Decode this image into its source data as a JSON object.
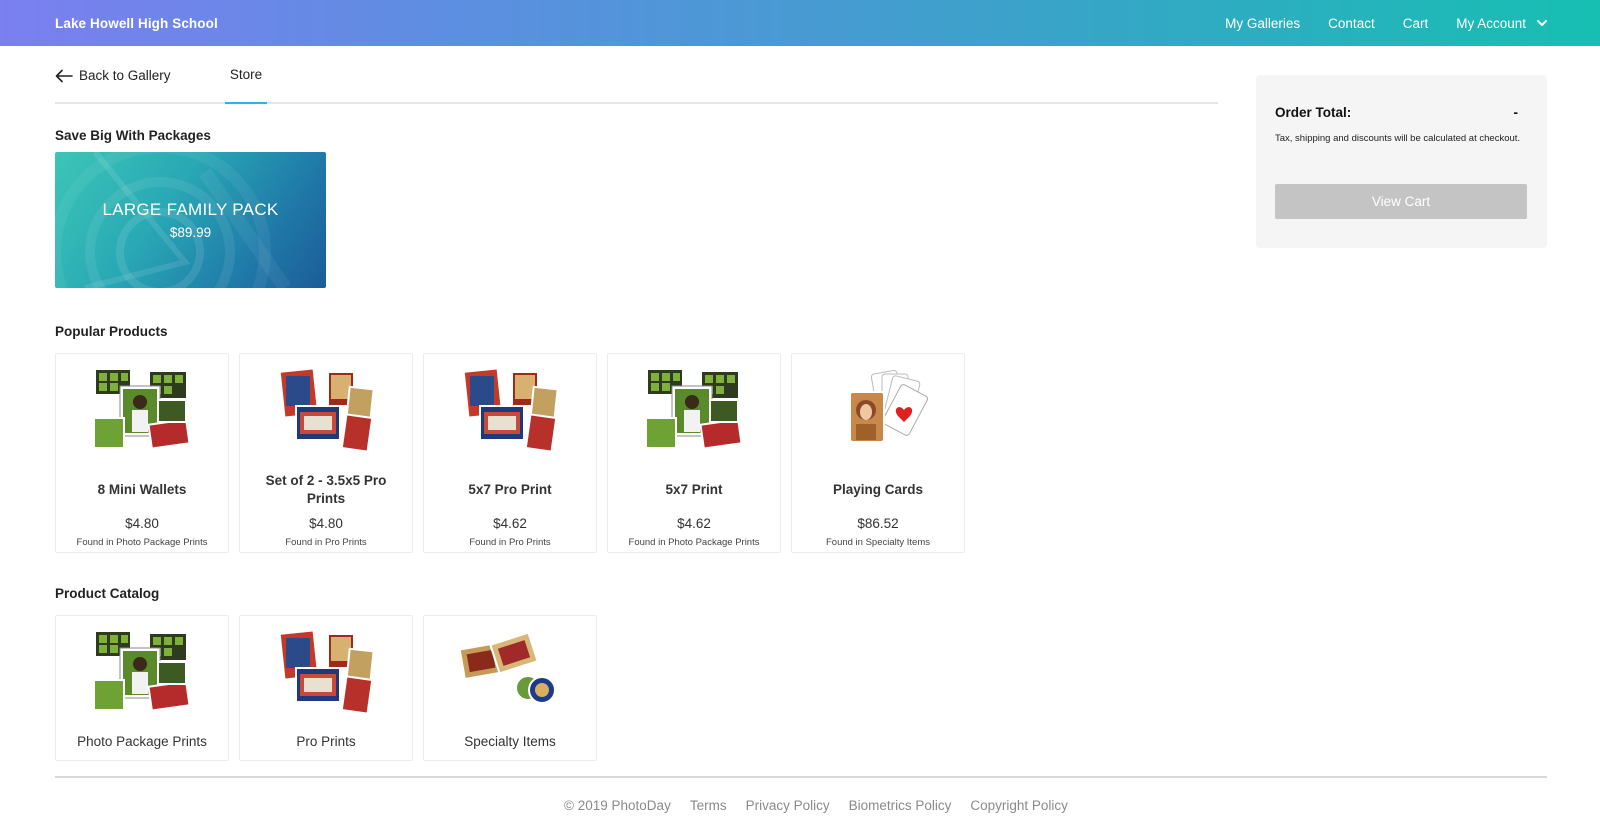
{
  "header": {
    "brand": "Lake Howell High School",
    "nav": {
      "galleries": "My Galleries",
      "contact": "Contact",
      "cart": "Cart",
      "account": "My Account"
    }
  },
  "tabs": {
    "back": "Back to Gallery",
    "store": "Store"
  },
  "packages": {
    "title": "Save Big With Packages",
    "items": [
      {
        "name": "LARGE FAMILY PACK",
        "price": "$89.99"
      }
    ]
  },
  "popular": {
    "title": "Popular Products",
    "items": [
      {
        "name": "8 Mini Wallets",
        "price": "$4.80",
        "found": "Found in Photo Package Prints",
        "icon": "wallets-thumbnail"
      },
      {
        "name": "Set of 2 - 3.5x5 Pro Prints",
        "price": "$4.80",
        "found": "Found in Pro Prints",
        "icon": "pro-prints-thumbnail"
      },
      {
        "name": "5x7 Pro Print",
        "price": "$4.62",
        "found": "Found in Pro Prints",
        "icon": "pro-prints-thumbnail"
      },
      {
        "name": "5x7 Print",
        "price": "$4.62",
        "found": "Found in Photo Package Prints",
        "icon": "wallets-thumbnail"
      },
      {
        "name": "Playing Cards",
        "price": "$86.52",
        "found": "Found in Specialty Items",
        "icon": "playing-cards-thumbnail"
      }
    ]
  },
  "catalog": {
    "title": "Product Catalog",
    "items": [
      {
        "name": "Photo Package Prints",
        "icon": "wallets-thumbnail"
      },
      {
        "name": "Pro Prints",
        "icon": "pro-prints-thumbnail"
      },
      {
        "name": "Specialty Items",
        "icon": "specialty-items-thumbnail"
      }
    ]
  },
  "order": {
    "label": "Order Total:",
    "value": "-",
    "note": "Tax, shipping and discounts will be calculated at checkout.",
    "button": "View Cart"
  },
  "footer": {
    "copyright": "© 2019 PhotoDay",
    "terms": "Terms",
    "privacy": "Privacy Policy",
    "biometrics": "Biometrics Policy",
    "copyright_policy": "Copyright Policy"
  },
  "colors": {
    "accent": "#2cb3e8",
    "button_disabled": "#c4c4c4",
    "header_start": "#7b7ff0",
    "header_end": "#16bfb2"
  }
}
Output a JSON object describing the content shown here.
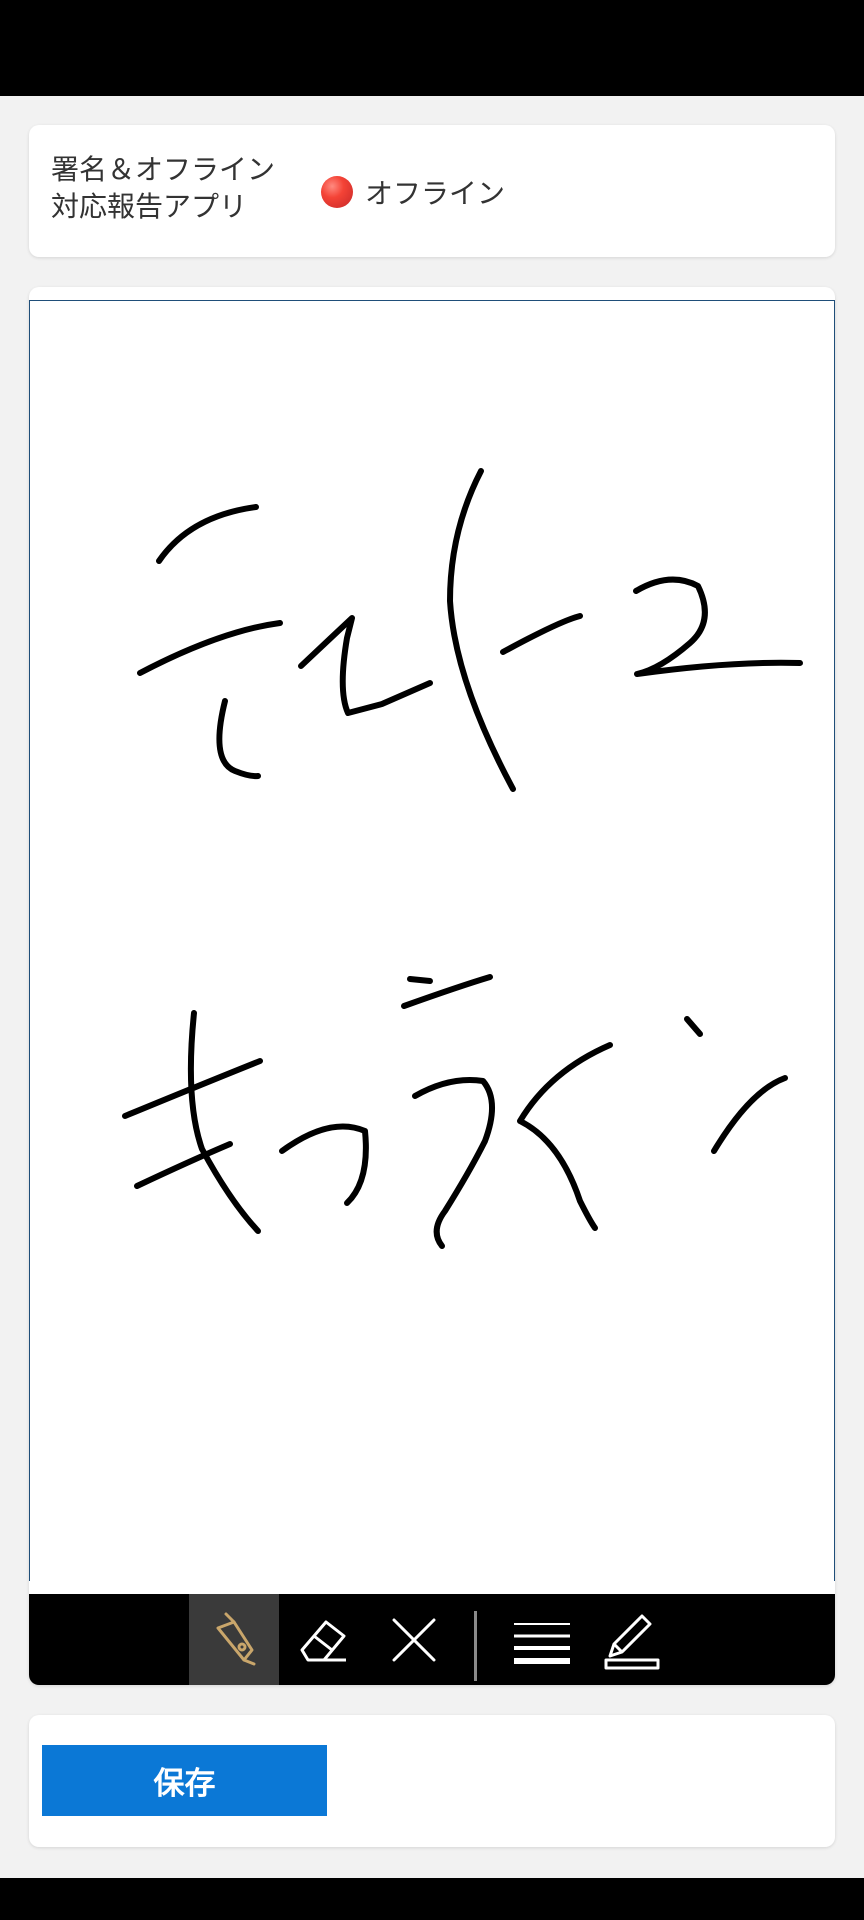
{
  "header": {
    "app_title_line1": "署名＆オフライン",
    "app_title_line2": "対応報告アプリ",
    "status_text": "オフライン",
    "status_color": "#e53935"
  },
  "signature_pad": {
    "handwritten_content": "テスト2 オフライン",
    "ink_color": "#000000",
    "border_color": "#1f4e79"
  },
  "toolbar": {
    "tools": [
      {
        "icon": "fountain-pen-icon",
        "active": true
      },
      {
        "icon": "eraser-icon",
        "active": false
      },
      {
        "icon": "close-icon",
        "active": false
      },
      {
        "icon": "line-width-icon",
        "active": false
      },
      {
        "icon": "edit-square-icon",
        "active": false
      }
    ],
    "active_color": "#c9a66b"
  },
  "actions": {
    "save_label": "保存",
    "save_color": "#0b78d6"
  }
}
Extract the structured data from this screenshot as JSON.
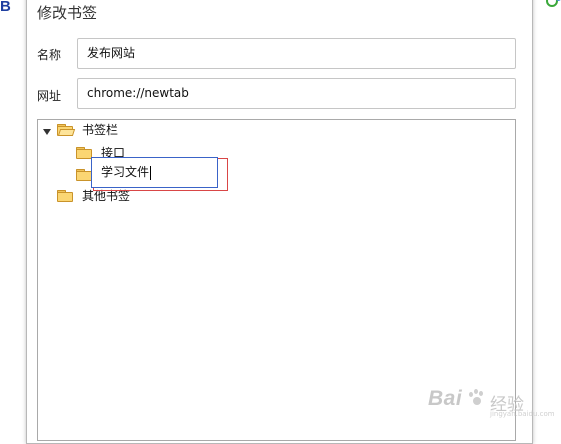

> _What is required_
Reproduce every line of the material precisely, omitting its pictures.

> _Task response_
Decode this image into its source data as a JSON object.
{
  "header": {
    "brand": "Lake Howell High School",
    "nav": {
      "galleries": "My Galleries",
      "contact": "Contact",
      "cart": "Cart",
      "account": "My Account"
    }
  },
  "tabs": {
    "back": "Back to Gallery",
    "store": "Store"
  },
  "packages": {
    "title": "Save Big With Packages",
    "items": [
      {
        "name": "LARGE FAMILY PACK",
        "price": "$89.99"
      }
    ]
  },
  "popular": {
    "title": "Popular Products",
    "items": [
      {
        "name": "8 Mini Wallets",
        "price": "$4.80",
        "found": "Found in Photo Package Prints",
        "icon": "wallets-thumbnail"
      },
      {
        "name": "Set of 2 - 3.5x5 Pro Prints",
        "price": "$4.80",
        "found": "Found in Pro Prints",
        "icon": "pro-prints-thumbnail"
      },
      {
        "name": "5x7 Pro Print",
        "price": "$4.62",
        "found": "Found in Pro Prints",
        "icon": "pro-prints-thumbnail"
      },
      {
        "name": "5x7 Print",
        "price": "$4.62",
        "found": "Found in Photo Package Prints",
        "icon": "wallets-thumbnail"
      },
      {
        "name": "Playing Cards",
        "price": "$86.52",
        "found": "Found in Specialty Items",
        "icon": "playing-cards-thumbnail"
      }
    ]
  },
  "catalog": {
    "title": "Product Catalog",
    "items": [
      {
        "name": "Photo Package Prints",
        "icon": "wallets-thumbnail"
      },
      {
        "name": "Pro Prints",
        "icon": "pro-prints-thumbnail"
      },
      {
        "name": "Specialty Items",
        "icon": "specialty-items-thumbnail"
      }
    ]
  },
  "order": {
    "label": "Order Total:",
    "value": "-",
    "note": "Tax, shipping and discounts will be calculated at checkout.",
    "button": "View Cart"
  },
  "footer": {
    "copyright": "© 2019 PhotoDay",
    "terms": "Terms",
    "privacy": "Privacy Policy",
    "biometrics": "Biometrics Policy",
    "copyright_policy": "Copyright Policy"
  },
  "colors": {
    "accent": "#2cb3e8",
    "button_disabled": "#c4c4c4",
    "header_start": "#7b7ff0",
    "header_end": "#16bfb2"
  }
}
Output a JSON object describing the content shown here.
{
  "header": {
    "app_title_line1": "署名＆オフライン",
    "app_title_line2": "対応報告アプリ",
    "status_text": "オフライン",
    "status_color": "#e53935"
  },
  "signature_pad": {
    "handwritten_content": "テスト2 オフライン",
    "ink_color": "#000000",
    "border_color": "#1f4e79"
  },
  "toolbar": {
    "tools": [
      {
        "icon": "fountain-pen-icon",
        "active": true
      },
      {
        "icon": "eraser-icon",
        "active": false
      },
      {
        "icon": "close-icon",
        "active": false
      },
      {
        "icon": "line-width-icon",
        "active": false
      },
      {
        "icon": "edit-square-icon",
        "active": false
      }
    ],
    "active_color": "#c9a66b"
  },
  "actions": {
    "save_label": "保存",
    "save_color": "#0b78d6"
  }
}
Extract the structured data from this screenshot as JSON.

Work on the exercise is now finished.